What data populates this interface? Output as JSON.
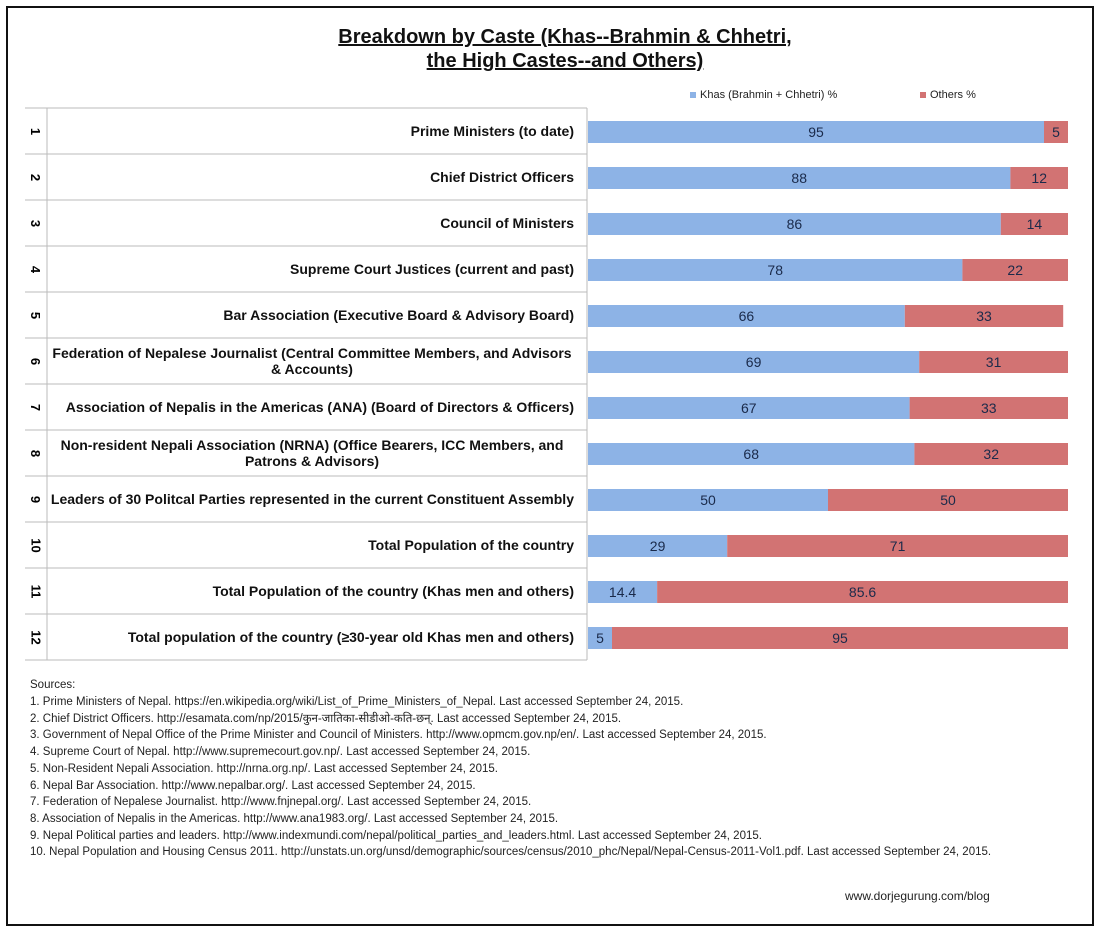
{
  "chart_data": {
    "type": "bar",
    "orientation": "horizontal",
    "stacked": true,
    "title": [
      "Breakdown by Caste (Khas--Brahmin & Chhetri,",
      "the High Castes--and Others)"
    ],
    "row_numbers": [
      1,
      2,
      3,
      4,
      5,
      6,
      7,
      8,
      9,
      10,
      11,
      12
    ],
    "categories": [
      "Prime Ministers (to date)",
      "Chief District Officers",
      "Council of Ministers",
      "Supreme Court Justices (current and past)",
      "Bar Association (Executive Board & Advisory Board)",
      "Federation of Nepalese Journalist (Central Committee Members, and Advisors & Accounts)",
      "Association of Nepalis in the Americas (ANA) (Board of Directors & Officers)",
      "Non-resident Nepali Association (NRNA) (Office Bearers, ICC Members, and Patrons & Advisors)",
      "Leaders of 30 Politcal Parties represented in the current Constituent Assembly",
      "Total Population of the country",
      "Total Population of the country (Khas men and others)",
      "Total population of the country (≥30-year old Khas men and others)"
    ],
    "series": [
      {
        "name": "Khas (Brahmin + Chhetri) %",
        "color": "#8db3e6",
        "values": [
          95,
          88,
          86,
          78,
          66,
          69,
          67,
          68,
          50,
          29,
          14.4,
          5
        ]
      },
      {
        "name": "Others %",
        "color": "#d27373",
        "values": [
          5,
          12,
          14,
          22,
          33,
          31,
          33,
          32,
          50,
          71,
          85.6,
          95
        ]
      }
    ],
    "xlim": [
      0,
      100
    ],
    "legend": "top",
    "sources_title": "Sources:",
    "sources": [
      "1. Prime Ministers of Nepal. https://en.wikipedia.org/wiki/List_of_Prime_Ministers_of_Nepal. Last accessed September 24, 2015.",
      "2. Chief District Officers. http://esamata.com/np/2015/कुन-जातिका-सीडीओ-कति-छन्. Last accessed September 24, 2015.",
      "3. Government of Nepal Office of the Prime Minister and Council of Ministers. http://www.opmcm.gov.np/en/. Last accessed September 24, 2015.",
      "4. Supreme Court of Nepal. http://www.supremecourt.gov.np/. Last accessed September 24, 2015.",
      "5. Non-Resident Nepali Association. http://nrna.org.np/. Last accessed September 24, 2015.",
      "6. Nepal Bar Association. http://www.nepalbar.org/. Last accessed September 24, 2015.",
      "7. Federation of Nepalese Journalist. http://www.fnjnepal.org/. Last accessed September 24, 2015.",
      "8. Association of Nepalis in the Americas. http://www.ana1983.org/. Last accessed September 24, 2015.",
      "9. Nepal Political parties and leaders. http://www.indexmundi.com/nepal/political_parties_and_leaders.html. Last accessed September 24, 2015.",
      "10. Nepal Population and Housing Census 2011. http://unstats.un.org/unsd/demographic/sources/census/2010_phc/Nepal/Nepal-Census-2011-Vol1.pdf. Last accessed September 24, 2015."
    ],
    "footer": "www.dorjegurung.com/blog"
  }
}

──────

Brief: Copy the records exactly. Skip the pictures.

Solution to the problem:
What data populates this interface? Output as JSON.
{
  "chart_data": {
    "type": "bar",
    "orientation": "horizontal",
    "stacked": true,
    "title": [
      "Breakdown by Caste (Khas--Brahmin & Chhetri,",
      "the High Castes--and Others)"
    ],
    "row_numbers": [
      1,
      2,
      3,
      4,
      5,
      6,
      7,
      8,
      9,
      10,
      11,
      12
    ],
    "categories": [
      "Prime Ministers (to date)",
      "Chief District Officers",
      "Council of Ministers",
      "Supreme Court Justices (current and past)",
      "Bar Association (Executive Board & Advisory Board)",
      "Federation of Nepalese Journalist (Central Committee Members, and Advisors & Accounts)",
      "Association of Nepalis in the Americas (ANA) (Board of Directors & Officers)",
      "Non-resident Nepali Association (NRNA) (Office Bearers, ICC Members, and Patrons & Advisors)",
      "Leaders of 30 Politcal Parties represented in the current Constituent Assembly",
      "Total Population of the country",
      "Total Population of the country (Khas men and others)",
      "Total population of the country (≥30-year old Khas men and others)"
    ],
    "series": [
      {
        "name": "Khas (Brahmin + Chhetri) %",
        "color": "#8db3e6",
        "values": [
          95,
          88,
          86,
          78,
          66,
          69,
          67,
          68,
          50,
          29,
          14.4,
          5
        ]
      },
      {
        "name": "Others %",
        "color": "#d27373",
        "values": [
          5,
          12,
          14,
          22,
          33,
          31,
          33,
          32,
          50,
          71,
          85.6,
          95
        ]
      }
    ],
    "xlim": [
      0,
      100
    ],
    "legend": "top",
    "sources_title": "Sources:",
    "sources": [
      "1. Prime Ministers of Nepal. https://en.wikipedia.org/wiki/List_of_Prime_Ministers_of_Nepal. Last accessed September 24, 2015.",
      "2. Chief District Officers. http://esamata.com/np/2015/कुन-जातिका-सीडीओ-कति-छन्. Last accessed September 24, 2015.",
      "3. Government of Nepal Office of the Prime Minister and Council of Ministers. http://www.opmcm.gov.np/en/. Last accessed September 24, 2015.",
      "4. Supreme Court of Nepal. http://www.supremecourt.gov.np/. Last accessed September 24, 2015.",
      "5. Non-Resident Nepali Association. http://nrna.org.np/. Last accessed September 24, 2015.",
      "6. Nepal Bar Association. http://www.nepalbar.org/. Last accessed September 24, 2015.",
      "7. Federation of Nepalese Journalist. http://www.fnjnepal.org/. Last accessed September 24, 2015.",
      "8. Association of Nepalis in the Americas. http://www.ana1983.org/. Last accessed September 24, 2015.",
      "9. Nepal Political parties and leaders. http://www.indexmundi.com/nepal/political_parties_and_leaders.html. Last accessed September 24, 2015.",
      "10. Nepal Population and Housing Census 2011. http://unstats.un.org/unsd/demographic/sources/census/2010_phc/Nepal/Nepal-Census-2011-Vol1.pdf. Last accessed September 24, 2015."
    ],
    "footer": "www.dorjegurung.com/blog"
  }
}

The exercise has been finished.